DO THIS:
Scan the data. Collect each line that contains the word "expenditures".

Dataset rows
»»

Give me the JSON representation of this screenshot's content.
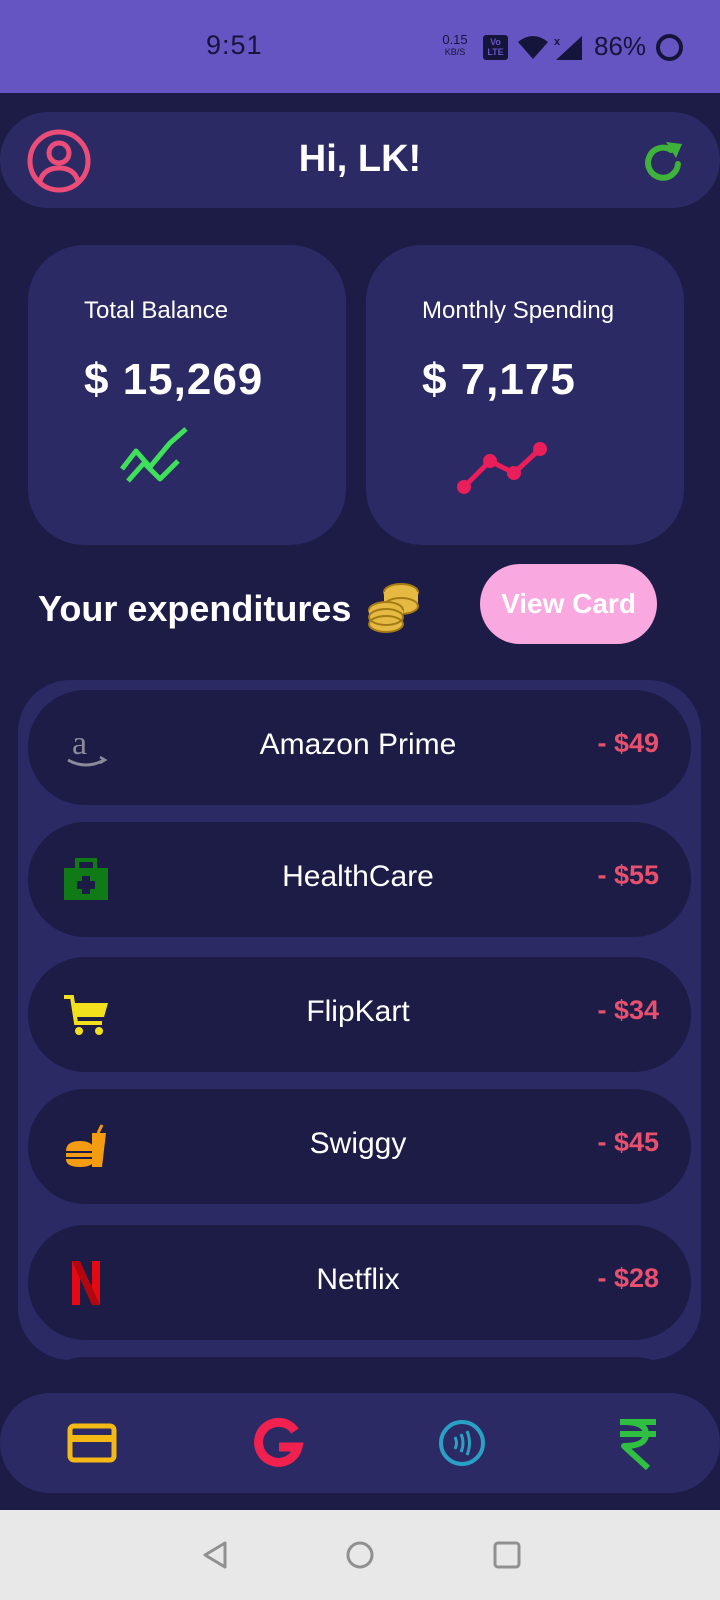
{
  "status_bar": {
    "time": "9:51",
    "net_speed": "0.15",
    "net_unit": "KB/S",
    "volte_label": "Vo LTE",
    "battery": "86%"
  },
  "header": {
    "greeting": "Hi, LK!",
    "avatar_icon": "user-circle-icon",
    "refresh_icon": "refresh-icon"
  },
  "cards": {
    "total_balance": {
      "label": "Total Balance",
      "amount": "$ 15,269",
      "trend_icon": "trending-up-icon",
      "color": "#3fe05a"
    },
    "monthly_spending": {
      "label": "Monthly Spending",
      "amount": "$ 7,175",
      "trend_icon": "line-chart-icon",
      "color": "#e91e5a"
    }
  },
  "expenditures": {
    "title": "Your expenditures",
    "view_card_label": "View Card",
    "items": [
      {
        "name": "Amazon Prime",
        "amount": "- $49",
        "icon": "amazon-icon"
      },
      {
        "name": "HealthCare",
        "amount": "- $55",
        "icon": "medical-kit-icon"
      },
      {
        "name": "FlipKart",
        "amount": "- $34",
        "icon": "shopping-cart-icon"
      },
      {
        "name": "Swiggy",
        "amount": "- $45",
        "icon": "food-icon"
      },
      {
        "name": "Netflix",
        "amount": "- $28",
        "icon": "netflix-icon"
      }
    ]
  },
  "bottom_nav": {
    "items": [
      "credit-card-icon",
      "google-icon",
      "contactless-icon",
      "rupee-icon"
    ]
  },
  "colors": {
    "background": "#1c1c47",
    "panel": "#2b2a64",
    "status_bar": "#6555c2",
    "amount_red": "#e8506e",
    "button_pink": "#f9a8e0"
  }
}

««

OUTPUT OF THE TASK:
  "expenditures": {
    "title": "Your expenditures",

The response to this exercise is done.